• **Aim**: Search the material for the string "الله" and copy each line where it occurs.

= = = = =

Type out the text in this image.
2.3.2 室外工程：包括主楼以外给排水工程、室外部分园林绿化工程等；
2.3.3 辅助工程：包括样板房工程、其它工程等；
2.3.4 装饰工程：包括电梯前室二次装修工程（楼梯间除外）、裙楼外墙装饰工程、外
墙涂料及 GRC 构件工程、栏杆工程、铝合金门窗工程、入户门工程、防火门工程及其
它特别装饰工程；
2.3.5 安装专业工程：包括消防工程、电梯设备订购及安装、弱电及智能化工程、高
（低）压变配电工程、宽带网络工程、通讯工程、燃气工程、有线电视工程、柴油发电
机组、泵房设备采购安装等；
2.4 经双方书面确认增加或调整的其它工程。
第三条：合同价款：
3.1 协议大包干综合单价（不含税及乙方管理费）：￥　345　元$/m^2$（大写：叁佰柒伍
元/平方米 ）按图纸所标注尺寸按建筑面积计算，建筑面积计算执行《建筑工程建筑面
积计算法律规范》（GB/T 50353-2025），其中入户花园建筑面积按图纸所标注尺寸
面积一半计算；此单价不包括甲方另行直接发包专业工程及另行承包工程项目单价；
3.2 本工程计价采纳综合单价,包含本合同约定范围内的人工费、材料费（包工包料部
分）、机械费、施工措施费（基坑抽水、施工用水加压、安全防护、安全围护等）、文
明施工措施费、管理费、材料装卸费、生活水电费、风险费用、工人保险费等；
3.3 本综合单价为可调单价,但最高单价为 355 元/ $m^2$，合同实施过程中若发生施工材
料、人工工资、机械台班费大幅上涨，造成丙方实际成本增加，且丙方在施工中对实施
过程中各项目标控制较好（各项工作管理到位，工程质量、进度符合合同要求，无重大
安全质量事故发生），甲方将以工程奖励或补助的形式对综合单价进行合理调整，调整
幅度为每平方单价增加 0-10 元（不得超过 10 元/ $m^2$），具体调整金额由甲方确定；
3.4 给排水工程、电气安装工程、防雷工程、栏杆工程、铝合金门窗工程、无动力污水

= = = = =

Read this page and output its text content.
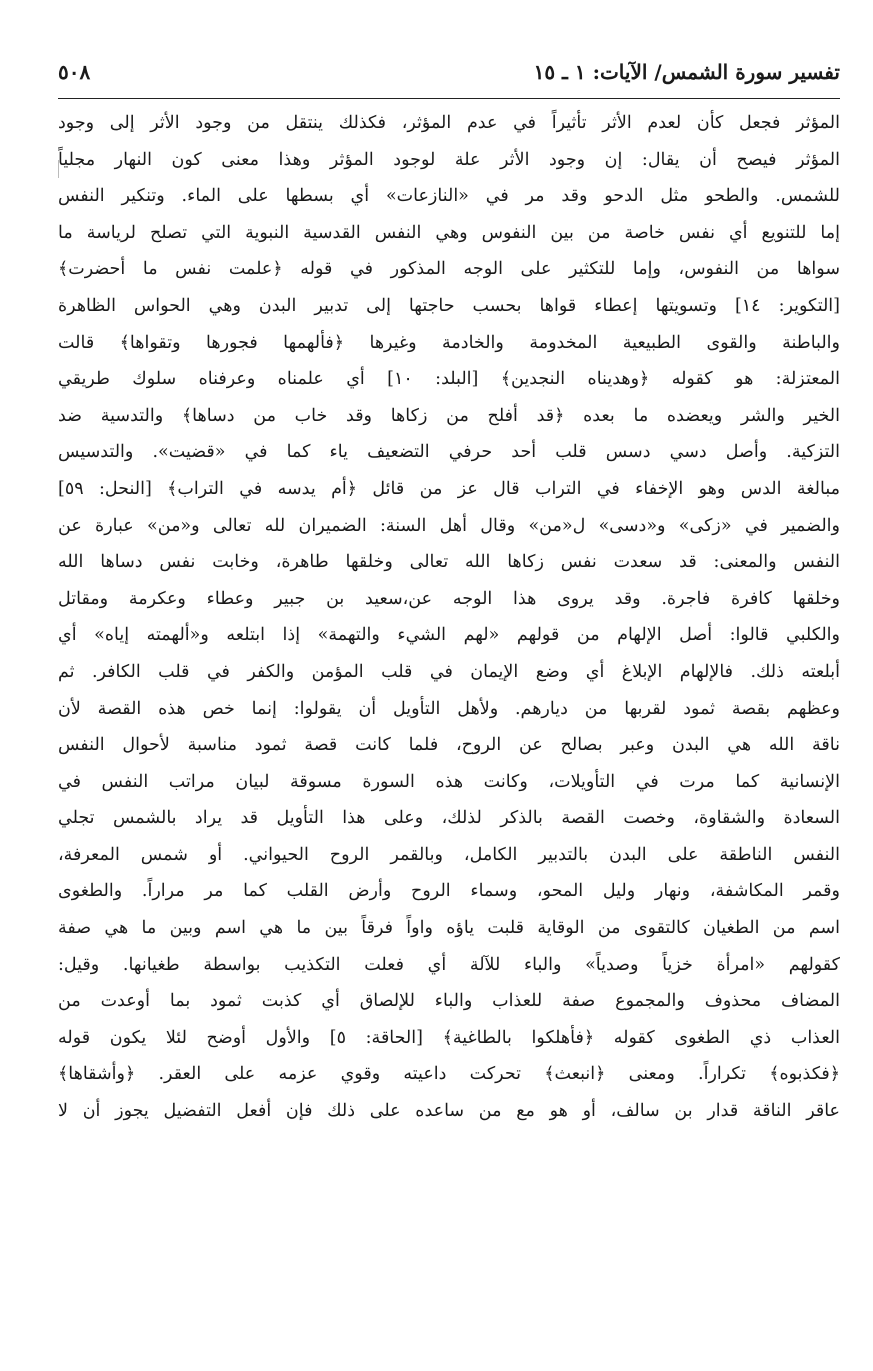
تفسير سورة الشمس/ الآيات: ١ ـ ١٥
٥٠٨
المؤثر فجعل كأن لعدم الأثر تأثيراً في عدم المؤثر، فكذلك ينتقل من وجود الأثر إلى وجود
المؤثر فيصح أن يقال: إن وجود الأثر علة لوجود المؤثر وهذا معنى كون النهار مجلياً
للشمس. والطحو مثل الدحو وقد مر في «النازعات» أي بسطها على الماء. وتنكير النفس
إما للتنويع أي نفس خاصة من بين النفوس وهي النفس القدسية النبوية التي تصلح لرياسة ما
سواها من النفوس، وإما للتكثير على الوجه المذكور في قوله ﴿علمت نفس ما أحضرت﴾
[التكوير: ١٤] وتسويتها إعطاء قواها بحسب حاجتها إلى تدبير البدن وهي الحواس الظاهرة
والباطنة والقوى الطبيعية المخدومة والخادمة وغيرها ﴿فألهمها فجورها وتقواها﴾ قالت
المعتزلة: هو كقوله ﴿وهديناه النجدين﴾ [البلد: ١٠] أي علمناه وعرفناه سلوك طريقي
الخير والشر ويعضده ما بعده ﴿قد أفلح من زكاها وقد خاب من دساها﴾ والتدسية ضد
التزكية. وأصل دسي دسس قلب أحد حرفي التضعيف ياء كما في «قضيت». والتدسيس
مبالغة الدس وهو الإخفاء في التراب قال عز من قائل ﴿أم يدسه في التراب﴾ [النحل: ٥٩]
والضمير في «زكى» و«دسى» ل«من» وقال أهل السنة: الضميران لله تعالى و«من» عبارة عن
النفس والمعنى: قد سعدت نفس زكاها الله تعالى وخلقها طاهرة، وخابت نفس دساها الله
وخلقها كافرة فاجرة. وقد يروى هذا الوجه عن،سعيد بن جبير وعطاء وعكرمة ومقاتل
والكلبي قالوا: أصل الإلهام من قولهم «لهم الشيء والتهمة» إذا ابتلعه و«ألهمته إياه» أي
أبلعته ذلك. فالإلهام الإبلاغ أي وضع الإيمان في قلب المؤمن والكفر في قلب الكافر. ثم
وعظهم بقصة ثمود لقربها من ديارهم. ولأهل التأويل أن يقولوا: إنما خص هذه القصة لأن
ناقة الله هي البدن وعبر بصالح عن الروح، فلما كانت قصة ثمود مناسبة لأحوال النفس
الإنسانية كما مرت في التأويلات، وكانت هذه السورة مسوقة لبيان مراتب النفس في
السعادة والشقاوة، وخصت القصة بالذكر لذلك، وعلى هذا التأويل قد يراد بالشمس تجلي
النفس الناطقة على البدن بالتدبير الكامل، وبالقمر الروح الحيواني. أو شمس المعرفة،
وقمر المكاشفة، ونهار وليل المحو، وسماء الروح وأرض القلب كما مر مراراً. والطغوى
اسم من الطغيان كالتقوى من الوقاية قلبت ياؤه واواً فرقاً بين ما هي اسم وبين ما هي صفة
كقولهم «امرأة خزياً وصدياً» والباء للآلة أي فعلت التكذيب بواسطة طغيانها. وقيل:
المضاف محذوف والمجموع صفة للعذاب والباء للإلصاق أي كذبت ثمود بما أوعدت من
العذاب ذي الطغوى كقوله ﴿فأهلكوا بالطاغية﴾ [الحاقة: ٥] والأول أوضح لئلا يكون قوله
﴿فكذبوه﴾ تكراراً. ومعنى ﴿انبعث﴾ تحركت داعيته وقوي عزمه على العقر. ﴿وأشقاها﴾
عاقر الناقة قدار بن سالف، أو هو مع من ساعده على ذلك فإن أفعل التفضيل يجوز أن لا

= = = = =

• **Exercise response**:
النفس والمعنى: قد سعدت نفس زكاها الله تعالى وخلقها طاهرة، وخابت نفس دساها الله
ناقة الله هي البدن وعبر بصالح عن الروح، فلما كانت قصة ثمود مناسبة لأحوال النفس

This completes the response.